DATA SUPPLIED:
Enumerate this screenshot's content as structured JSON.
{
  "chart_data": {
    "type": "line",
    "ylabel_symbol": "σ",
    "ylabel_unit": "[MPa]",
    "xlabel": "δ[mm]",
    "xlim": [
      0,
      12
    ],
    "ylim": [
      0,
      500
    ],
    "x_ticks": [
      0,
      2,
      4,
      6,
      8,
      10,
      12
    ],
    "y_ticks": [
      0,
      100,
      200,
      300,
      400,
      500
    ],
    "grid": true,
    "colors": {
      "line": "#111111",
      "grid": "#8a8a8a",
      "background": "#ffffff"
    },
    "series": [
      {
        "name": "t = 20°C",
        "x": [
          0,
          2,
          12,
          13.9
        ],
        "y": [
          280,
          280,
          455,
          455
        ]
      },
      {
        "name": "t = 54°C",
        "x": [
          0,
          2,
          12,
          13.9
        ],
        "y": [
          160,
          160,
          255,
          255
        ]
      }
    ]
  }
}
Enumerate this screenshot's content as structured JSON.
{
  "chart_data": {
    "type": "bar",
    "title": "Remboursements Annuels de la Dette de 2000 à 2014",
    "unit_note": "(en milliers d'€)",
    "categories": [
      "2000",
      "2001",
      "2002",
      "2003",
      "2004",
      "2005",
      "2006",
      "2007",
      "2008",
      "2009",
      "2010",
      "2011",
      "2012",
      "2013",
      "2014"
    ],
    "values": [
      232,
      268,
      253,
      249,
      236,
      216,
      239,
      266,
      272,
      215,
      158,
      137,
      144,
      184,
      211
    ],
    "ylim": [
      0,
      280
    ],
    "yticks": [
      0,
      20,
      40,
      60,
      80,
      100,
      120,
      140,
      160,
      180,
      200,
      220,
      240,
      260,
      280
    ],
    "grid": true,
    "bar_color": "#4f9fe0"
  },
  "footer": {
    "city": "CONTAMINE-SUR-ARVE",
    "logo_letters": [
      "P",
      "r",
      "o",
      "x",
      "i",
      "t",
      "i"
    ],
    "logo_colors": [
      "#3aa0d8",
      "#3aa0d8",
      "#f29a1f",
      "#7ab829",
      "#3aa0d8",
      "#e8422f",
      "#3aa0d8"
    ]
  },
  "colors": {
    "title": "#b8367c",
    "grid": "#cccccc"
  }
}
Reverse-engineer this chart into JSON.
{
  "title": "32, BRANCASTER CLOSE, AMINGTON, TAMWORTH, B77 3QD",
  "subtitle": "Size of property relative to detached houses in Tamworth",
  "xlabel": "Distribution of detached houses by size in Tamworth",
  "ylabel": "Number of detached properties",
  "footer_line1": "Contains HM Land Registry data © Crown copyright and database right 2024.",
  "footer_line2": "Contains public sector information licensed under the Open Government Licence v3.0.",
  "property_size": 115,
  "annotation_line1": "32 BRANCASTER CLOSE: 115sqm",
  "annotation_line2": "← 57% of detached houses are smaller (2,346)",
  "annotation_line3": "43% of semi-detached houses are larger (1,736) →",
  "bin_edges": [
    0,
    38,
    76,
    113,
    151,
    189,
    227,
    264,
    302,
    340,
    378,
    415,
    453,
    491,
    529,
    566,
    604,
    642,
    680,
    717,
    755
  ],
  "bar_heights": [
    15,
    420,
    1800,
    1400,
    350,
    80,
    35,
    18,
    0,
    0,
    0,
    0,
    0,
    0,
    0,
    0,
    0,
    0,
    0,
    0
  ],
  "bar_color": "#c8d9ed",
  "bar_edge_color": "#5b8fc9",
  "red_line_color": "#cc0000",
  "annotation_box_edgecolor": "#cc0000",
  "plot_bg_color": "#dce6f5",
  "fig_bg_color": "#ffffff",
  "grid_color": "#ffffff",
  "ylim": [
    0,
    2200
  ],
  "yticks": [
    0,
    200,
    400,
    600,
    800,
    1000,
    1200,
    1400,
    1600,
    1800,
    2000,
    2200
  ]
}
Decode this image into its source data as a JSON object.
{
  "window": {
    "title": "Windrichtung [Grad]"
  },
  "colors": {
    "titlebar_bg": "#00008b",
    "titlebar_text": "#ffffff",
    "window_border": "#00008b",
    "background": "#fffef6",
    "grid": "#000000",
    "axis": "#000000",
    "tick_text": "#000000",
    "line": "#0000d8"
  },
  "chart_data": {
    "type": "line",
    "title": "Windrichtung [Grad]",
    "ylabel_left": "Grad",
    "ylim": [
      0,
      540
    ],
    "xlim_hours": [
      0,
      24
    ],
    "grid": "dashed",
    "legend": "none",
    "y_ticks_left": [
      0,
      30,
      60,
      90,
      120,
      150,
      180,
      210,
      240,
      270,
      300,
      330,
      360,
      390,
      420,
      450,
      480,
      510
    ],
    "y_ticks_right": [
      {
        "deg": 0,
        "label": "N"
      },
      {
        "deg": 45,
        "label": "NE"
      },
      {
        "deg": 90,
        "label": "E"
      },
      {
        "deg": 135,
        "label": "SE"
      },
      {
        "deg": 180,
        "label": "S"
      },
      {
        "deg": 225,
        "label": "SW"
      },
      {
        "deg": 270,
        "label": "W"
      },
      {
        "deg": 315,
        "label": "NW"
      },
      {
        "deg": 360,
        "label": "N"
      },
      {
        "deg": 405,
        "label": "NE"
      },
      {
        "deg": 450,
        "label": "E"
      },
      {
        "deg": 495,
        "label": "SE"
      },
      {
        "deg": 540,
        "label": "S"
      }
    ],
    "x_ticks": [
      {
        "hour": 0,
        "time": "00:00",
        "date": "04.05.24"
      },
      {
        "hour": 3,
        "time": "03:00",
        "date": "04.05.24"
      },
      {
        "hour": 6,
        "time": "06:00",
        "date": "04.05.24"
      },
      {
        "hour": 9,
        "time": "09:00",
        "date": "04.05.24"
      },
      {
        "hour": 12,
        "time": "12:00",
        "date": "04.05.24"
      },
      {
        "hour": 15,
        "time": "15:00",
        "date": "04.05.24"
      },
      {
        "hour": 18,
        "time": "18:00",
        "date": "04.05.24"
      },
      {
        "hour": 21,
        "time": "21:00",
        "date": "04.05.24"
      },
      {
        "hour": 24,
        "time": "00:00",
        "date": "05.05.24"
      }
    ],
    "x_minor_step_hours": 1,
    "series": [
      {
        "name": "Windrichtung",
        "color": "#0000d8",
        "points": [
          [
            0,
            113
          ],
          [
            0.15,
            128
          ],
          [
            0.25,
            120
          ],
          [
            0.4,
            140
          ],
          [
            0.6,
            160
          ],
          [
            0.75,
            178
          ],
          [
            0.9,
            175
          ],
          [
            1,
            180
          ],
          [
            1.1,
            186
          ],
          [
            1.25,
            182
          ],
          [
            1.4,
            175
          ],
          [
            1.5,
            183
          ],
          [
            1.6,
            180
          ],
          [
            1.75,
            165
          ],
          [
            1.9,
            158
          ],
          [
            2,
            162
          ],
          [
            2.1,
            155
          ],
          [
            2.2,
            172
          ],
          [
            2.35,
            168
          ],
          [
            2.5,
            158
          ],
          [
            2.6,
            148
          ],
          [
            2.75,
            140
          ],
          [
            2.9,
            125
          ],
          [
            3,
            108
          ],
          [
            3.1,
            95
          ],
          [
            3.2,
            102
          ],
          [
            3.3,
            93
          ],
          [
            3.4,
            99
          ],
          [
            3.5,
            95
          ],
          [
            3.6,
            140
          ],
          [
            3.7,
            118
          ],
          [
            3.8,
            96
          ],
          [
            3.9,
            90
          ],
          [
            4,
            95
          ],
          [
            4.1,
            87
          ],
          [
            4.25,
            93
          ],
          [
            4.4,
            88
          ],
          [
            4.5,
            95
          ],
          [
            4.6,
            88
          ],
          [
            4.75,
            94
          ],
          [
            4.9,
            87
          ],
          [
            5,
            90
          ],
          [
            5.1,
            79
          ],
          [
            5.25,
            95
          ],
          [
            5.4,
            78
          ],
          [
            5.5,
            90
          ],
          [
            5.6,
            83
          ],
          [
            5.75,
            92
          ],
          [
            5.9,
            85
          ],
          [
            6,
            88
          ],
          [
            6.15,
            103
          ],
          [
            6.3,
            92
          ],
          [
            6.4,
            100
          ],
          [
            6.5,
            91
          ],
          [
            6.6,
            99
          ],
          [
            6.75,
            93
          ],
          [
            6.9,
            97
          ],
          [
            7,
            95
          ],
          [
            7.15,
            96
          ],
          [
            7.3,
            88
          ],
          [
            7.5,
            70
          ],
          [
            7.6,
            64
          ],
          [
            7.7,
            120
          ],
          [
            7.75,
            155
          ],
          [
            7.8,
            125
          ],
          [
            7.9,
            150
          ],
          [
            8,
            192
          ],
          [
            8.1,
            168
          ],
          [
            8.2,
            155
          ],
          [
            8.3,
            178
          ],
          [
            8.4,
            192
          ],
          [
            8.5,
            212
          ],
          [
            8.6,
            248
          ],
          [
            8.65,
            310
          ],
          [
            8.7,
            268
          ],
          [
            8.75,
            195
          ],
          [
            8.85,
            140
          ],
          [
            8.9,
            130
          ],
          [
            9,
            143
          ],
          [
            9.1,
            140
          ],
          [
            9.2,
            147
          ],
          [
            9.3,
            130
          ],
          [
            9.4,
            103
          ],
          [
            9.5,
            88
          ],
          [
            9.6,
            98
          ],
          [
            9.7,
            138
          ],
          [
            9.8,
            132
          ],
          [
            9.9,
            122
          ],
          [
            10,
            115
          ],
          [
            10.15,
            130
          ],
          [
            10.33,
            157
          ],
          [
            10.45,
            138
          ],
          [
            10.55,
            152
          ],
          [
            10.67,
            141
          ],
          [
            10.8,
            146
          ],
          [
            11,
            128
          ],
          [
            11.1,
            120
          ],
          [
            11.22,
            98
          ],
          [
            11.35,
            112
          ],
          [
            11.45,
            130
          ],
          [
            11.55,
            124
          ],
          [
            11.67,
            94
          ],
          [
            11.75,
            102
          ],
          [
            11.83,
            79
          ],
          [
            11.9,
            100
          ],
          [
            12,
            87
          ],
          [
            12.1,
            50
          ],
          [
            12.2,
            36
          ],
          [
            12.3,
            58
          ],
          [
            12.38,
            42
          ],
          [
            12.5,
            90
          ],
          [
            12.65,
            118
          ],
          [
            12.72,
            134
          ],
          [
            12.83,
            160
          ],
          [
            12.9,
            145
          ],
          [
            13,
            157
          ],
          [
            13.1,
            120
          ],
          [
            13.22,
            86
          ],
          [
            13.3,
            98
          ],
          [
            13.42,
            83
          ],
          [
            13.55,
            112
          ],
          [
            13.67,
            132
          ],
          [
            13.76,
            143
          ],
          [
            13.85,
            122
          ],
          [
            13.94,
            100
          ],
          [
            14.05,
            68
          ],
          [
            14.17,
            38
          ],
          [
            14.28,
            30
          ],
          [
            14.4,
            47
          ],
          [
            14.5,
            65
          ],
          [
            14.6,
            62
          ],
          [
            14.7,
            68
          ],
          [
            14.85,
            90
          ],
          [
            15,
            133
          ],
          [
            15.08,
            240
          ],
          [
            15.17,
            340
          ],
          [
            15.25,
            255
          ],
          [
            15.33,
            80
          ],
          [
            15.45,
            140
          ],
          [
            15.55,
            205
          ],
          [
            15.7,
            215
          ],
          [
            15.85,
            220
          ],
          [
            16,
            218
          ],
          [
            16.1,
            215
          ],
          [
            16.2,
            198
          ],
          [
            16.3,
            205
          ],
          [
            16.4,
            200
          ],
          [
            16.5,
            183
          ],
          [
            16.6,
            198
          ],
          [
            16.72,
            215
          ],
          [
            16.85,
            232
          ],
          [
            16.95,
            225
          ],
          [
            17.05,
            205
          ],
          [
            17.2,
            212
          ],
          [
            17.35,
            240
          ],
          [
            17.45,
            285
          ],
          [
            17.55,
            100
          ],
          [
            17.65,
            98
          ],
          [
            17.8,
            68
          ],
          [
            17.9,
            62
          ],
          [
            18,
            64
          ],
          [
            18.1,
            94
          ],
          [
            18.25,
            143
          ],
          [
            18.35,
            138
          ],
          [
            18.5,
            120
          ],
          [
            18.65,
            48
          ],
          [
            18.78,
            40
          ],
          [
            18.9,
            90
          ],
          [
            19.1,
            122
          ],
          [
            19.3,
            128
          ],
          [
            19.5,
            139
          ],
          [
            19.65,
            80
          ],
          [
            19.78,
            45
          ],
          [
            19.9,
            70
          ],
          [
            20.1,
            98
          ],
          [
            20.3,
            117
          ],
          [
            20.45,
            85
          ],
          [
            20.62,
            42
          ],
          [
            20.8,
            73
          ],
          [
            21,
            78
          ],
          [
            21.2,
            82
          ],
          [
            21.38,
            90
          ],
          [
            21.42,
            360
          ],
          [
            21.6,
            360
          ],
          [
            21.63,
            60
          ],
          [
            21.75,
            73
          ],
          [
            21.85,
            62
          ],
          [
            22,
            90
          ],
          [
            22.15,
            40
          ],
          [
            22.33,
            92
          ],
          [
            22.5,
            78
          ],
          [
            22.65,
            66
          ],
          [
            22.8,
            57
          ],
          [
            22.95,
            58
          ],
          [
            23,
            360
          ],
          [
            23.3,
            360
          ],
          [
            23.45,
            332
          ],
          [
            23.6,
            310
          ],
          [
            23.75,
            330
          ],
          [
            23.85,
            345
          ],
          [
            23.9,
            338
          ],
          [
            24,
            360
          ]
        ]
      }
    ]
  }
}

REQUEST: Read through the lines above and collect those that contain the string "Contains".

WRITTEN SOLUTION:
  "footer_line1": "Contains HM Land Registry data © Crown copyright and database right 2024.",
  "footer_line2": "Contains public sector information licensed under the Open Government Licence v3.0.",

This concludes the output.